● Exercise directions: For this exercise, copy out each line of the material below that includes "Fagersta".

● Stored data:
[BEGIN]
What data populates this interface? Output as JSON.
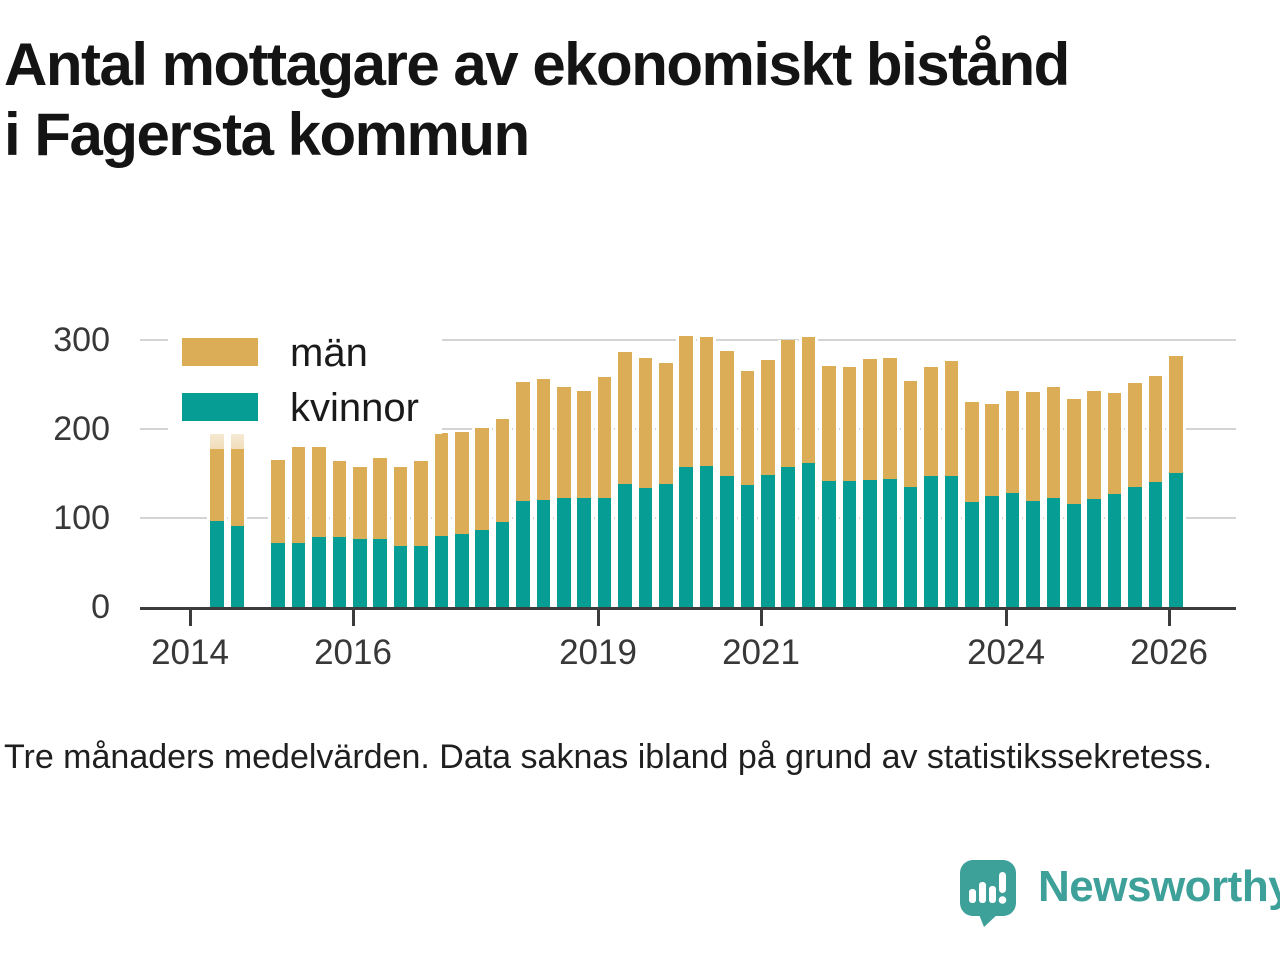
{
  "header": {
    "title_line1": "Antal mottagare av ekonomiskt bistånd",
    "title_line2": "i Fagersta kommun"
  },
  "footnote": "Tre månaders medelvärden. Data saknas ibland på grund av statistikssekretess.",
  "branding": {
    "name": "Newsworthy",
    "color": "#3da099"
  },
  "colors": {
    "men": "#dcad57",
    "women": "#069d94",
    "men_uncertain_fade": "rgba(220,173,87,0.35)",
    "gridline": "#d4d4d4",
    "axis": "#3c3c3c",
    "text": "#383838"
  },
  "chart_data": {
    "type": "bar",
    "stacked": true,
    "title": "Antal mottagare av ekonomiskt bistånd i Fagersta kommun",
    "ylabel": "",
    "xlabel": "",
    "ylim": [
      0,
      300
    ],
    "yticks": [
      "0",
      "100",
      "200",
      "300"
    ],
    "xticks": [
      "2014",
      "2016",
      "2019",
      "2021",
      "2024",
      "2026"
    ],
    "grid": "horizontal",
    "legend_position": "top-left",
    "legend": [
      {
        "label": "män",
        "color": "#dcad57"
      },
      {
        "label": "kvinnor",
        "color": "#069d94"
      }
    ],
    "note": "Faded bar tops 2014 = uncertain/partially censored men values; 2014 Q4 missing",
    "bars": [
      {
        "q": "2014 Q2",
        "kvinnor": 97,
        "man": 81,
        "osaker": 24
      },
      {
        "q": "2014 Q3",
        "kvinnor": 91,
        "man": 86,
        "osaker": 22
      },
      {
        "q": "2014 Q4",
        "missing": true
      },
      {
        "q": "2015 Q1",
        "kvinnor": 72,
        "man": 93
      },
      {
        "q": "2015 Q2",
        "kvinnor": 72,
        "man": 108
      },
      {
        "q": "2015 Q3",
        "kvinnor": 79,
        "man": 101
      },
      {
        "q": "2015 Q4",
        "kvinnor": 79,
        "man": 85
      },
      {
        "q": "2016 Q1",
        "kvinnor": 76,
        "man": 81
      },
      {
        "q": "2016 Q2",
        "kvinnor": 76,
        "man": 91
      },
      {
        "q": "2016 Q3",
        "kvinnor": 68,
        "man": 89
      },
      {
        "q": "2016 Q4",
        "kvinnor": 69,
        "man": 95
      },
      {
        "q": "2017 Q1",
        "kvinnor": 80,
        "man": 115
      },
      {
        "q": "2017 Q2",
        "kvinnor": 82,
        "man": 115
      },
      {
        "q": "2017 Q3",
        "kvinnor": 87,
        "man": 114
      },
      {
        "q": "2017 Q4",
        "kvinnor": 96,
        "man": 115
      },
      {
        "q": "2018 Q1",
        "kvinnor": 119,
        "man": 134
      },
      {
        "q": "2018 Q2",
        "kvinnor": 120,
        "man": 136
      },
      {
        "q": "2018 Q3",
        "kvinnor": 122,
        "man": 125
      },
      {
        "q": "2018 Q4",
        "kvinnor": 122,
        "man": 121
      },
      {
        "q": "2019 Q1",
        "kvinnor": 122,
        "man": 136
      },
      {
        "q": "2019 Q2",
        "kvinnor": 138,
        "man": 148
      },
      {
        "q": "2019 Q3",
        "kvinnor": 134,
        "man": 146
      },
      {
        "q": "2019 Q4",
        "kvinnor": 138,
        "man": 136
      },
      {
        "q": "2020 Q1",
        "kvinnor": 157,
        "man": 148
      },
      {
        "q": "2020 Q2",
        "kvinnor": 158,
        "man": 145
      },
      {
        "q": "2020 Q3",
        "kvinnor": 147,
        "man": 141
      },
      {
        "q": "2020 Q4",
        "kvinnor": 137,
        "man": 128
      },
      {
        "q": "2021 Q1",
        "kvinnor": 148,
        "man": 130
      },
      {
        "q": "2021 Q2",
        "kvinnor": 157,
        "man": 143
      },
      {
        "q": "2021 Q3",
        "kvinnor": 162,
        "man": 141
      },
      {
        "q": "2021 Q4",
        "kvinnor": 142,
        "man": 129
      },
      {
        "q": "2022 Q1",
        "kvinnor": 142,
        "man": 128
      },
      {
        "q": "2022 Q2",
        "kvinnor": 143,
        "man": 136
      },
      {
        "q": "2022 Q3",
        "kvinnor": 144,
        "man": 136
      },
      {
        "q": "2022 Q4",
        "kvinnor": 135,
        "man": 119
      },
      {
        "q": "2023 Q1",
        "kvinnor": 147,
        "man": 123
      },
      {
        "q": "2023 Q2",
        "kvinnor": 147,
        "man": 129
      },
      {
        "q": "2023 Q3",
        "kvinnor": 118,
        "man": 112
      },
      {
        "q": "2023 Q4",
        "kvinnor": 125,
        "man": 103
      },
      {
        "q": "2024 Q1",
        "kvinnor": 128,
        "man": 115
      },
      {
        "q": "2024 Q2",
        "kvinnor": 119,
        "man": 123
      },
      {
        "q": "2024 Q3",
        "kvinnor": 123,
        "man": 124
      },
      {
        "q": "2024 Q4",
        "kvinnor": 116,
        "man": 118
      },
      {
        "q": "2025 Q1",
        "kvinnor": 121,
        "man": 122
      },
      {
        "q": "2025 Q2",
        "kvinnor": 127,
        "man": 114
      },
      {
        "q": "2025 Q3",
        "kvinnor": 135,
        "man": 117
      },
      {
        "q": "2025 Q4",
        "kvinnor": 141,
        "man": 119
      },
      {
        "q": "2026 Q1",
        "kvinnor": 151,
        "man": 131
      }
    ],
    "x_tick_years_positions": {
      "2014": 190,
      "2016": 353,
      "2019": 598,
      "2021": 761,
      "2024": 1006,
      "2026": 1169
    }
  }
}
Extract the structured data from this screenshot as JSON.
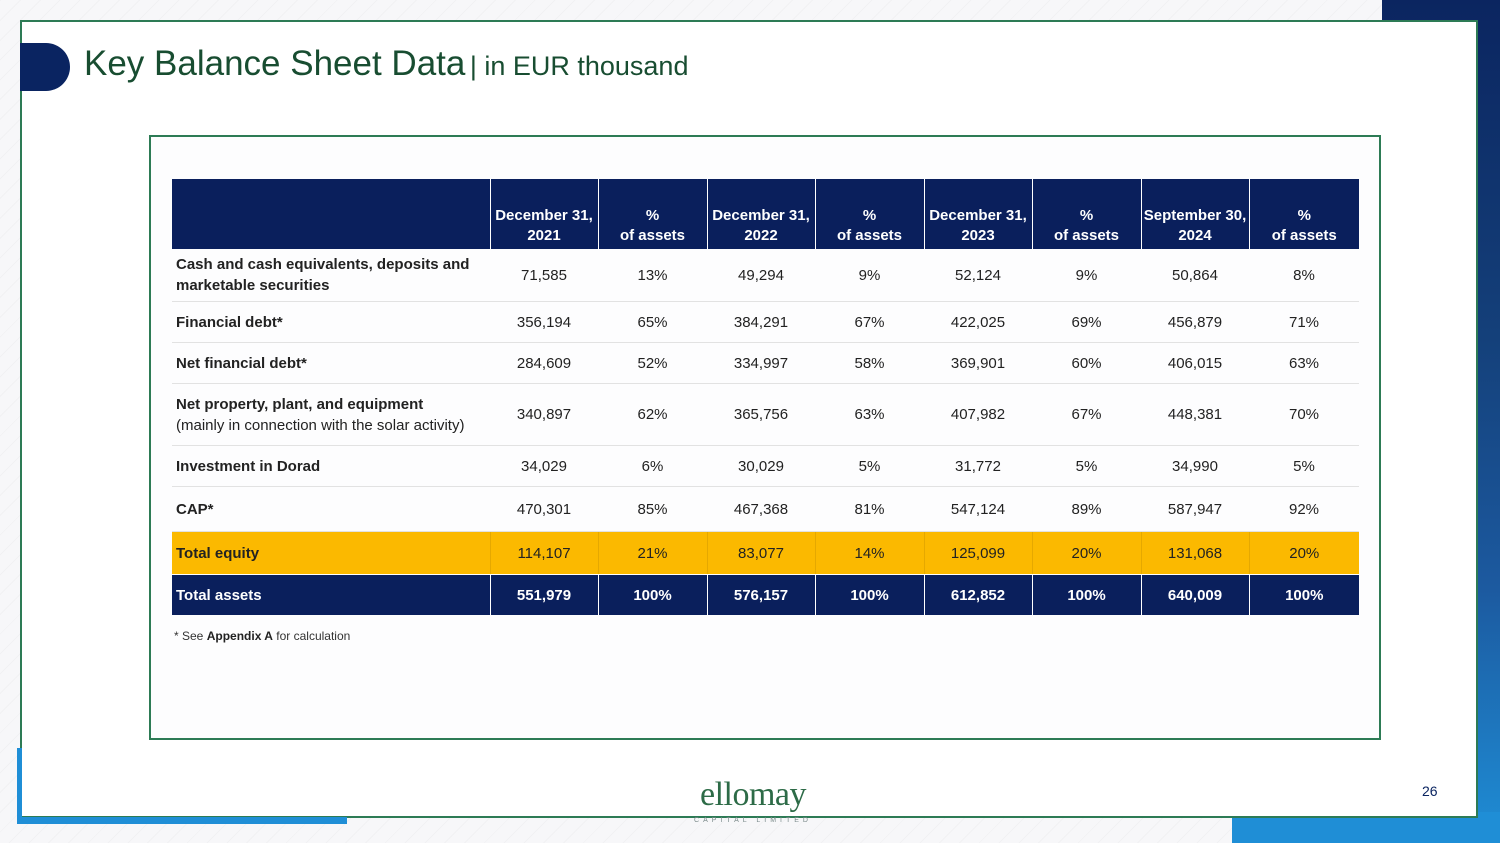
{
  "header": {
    "title": "Key Balance Sheet Data",
    "subtitle": "| in EUR thousand"
  },
  "table": {
    "columns": [
      "",
      "December 31,\n2021",
      "%\nof assets",
      "December 31,\n2022",
      "%\nof assets",
      "December 31,\n2023",
      "%\nof assets",
      "September 30,\n2024",
      "%\nof assets"
    ],
    "rows": [
      {
        "label": "Cash and cash equivalents, deposits and marketable securities",
        "note": "",
        "cells": [
          "71,585",
          "13%",
          "49,294",
          "9%",
          "52,124",
          "9%",
          "50,864",
          "8%"
        ]
      },
      {
        "label": "Financial debt*",
        "note": "",
        "cells": [
          "356,194",
          "65%",
          "384,291",
          "67%",
          "422,025",
          "69%",
          "456,879",
          "71%"
        ]
      },
      {
        "label": "Net financial debt*",
        "note": "",
        "cells": [
          "284,609",
          "52%",
          "334,997",
          "58%",
          "369,901",
          "60%",
          "406,015",
          "63%"
        ]
      },
      {
        "label": "Net property, plant, and equipment",
        "note": "(mainly in connection with the solar activity)",
        "cells": [
          "340,897",
          "62%",
          "365,756",
          "63%",
          "407,982",
          "67%",
          "448,381",
          "70%"
        ]
      },
      {
        "label": "Investment in Dorad",
        "note": "",
        "cells": [
          "34,029",
          "6%",
          "30,029",
          "5%",
          "31,772",
          "5%",
          "34,990",
          "5%"
        ]
      },
      {
        "label": "CAP*",
        "note": "",
        "cells": [
          "470,301",
          "85%",
          "467,368",
          "81%",
          "547,124",
          "89%",
          "587,947",
          "92%"
        ]
      },
      {
        "label": "Total equity",
        "note": "",
        "cells": [
          "114,107",
          "21%",
          "83,077",
          "14%",
          "125,099",
          "20%",
          "131,068",
          "20%"
        ]
      },
      {
        "label": "Total assets",
        "note": "",
        "cells": [
          "551,979",
          "100%",
          "576,157",
          "100%",
          "612,852",
          "100%",
          "640,009",
          "100%"
        ]
      }
    ]
  },
  "footnote": {
    "prefix": "* See",
    "link": "Appendix A",
    "suffix": "for calculation"
  },
  "footer": {
    "logo_word": "ellomay",
    "logo_tag": "CAPITAL LIMITED",
    "page_number": "26"
  },
  "colors": {
    "navy": "#0a1f5c",
    "title_green": "#184d31",
    "frame_green": "#2d7b55",
    "equity_yellow": "#fbb900",
    "accent_blue": "#1f8ed6"
  }
}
[END]
● Solution to this exercise:
    "title_line2": "i Fagersta kommun"
    "title": "Antal mottagare av ekonomiskt bistånd i Fagersta kommun",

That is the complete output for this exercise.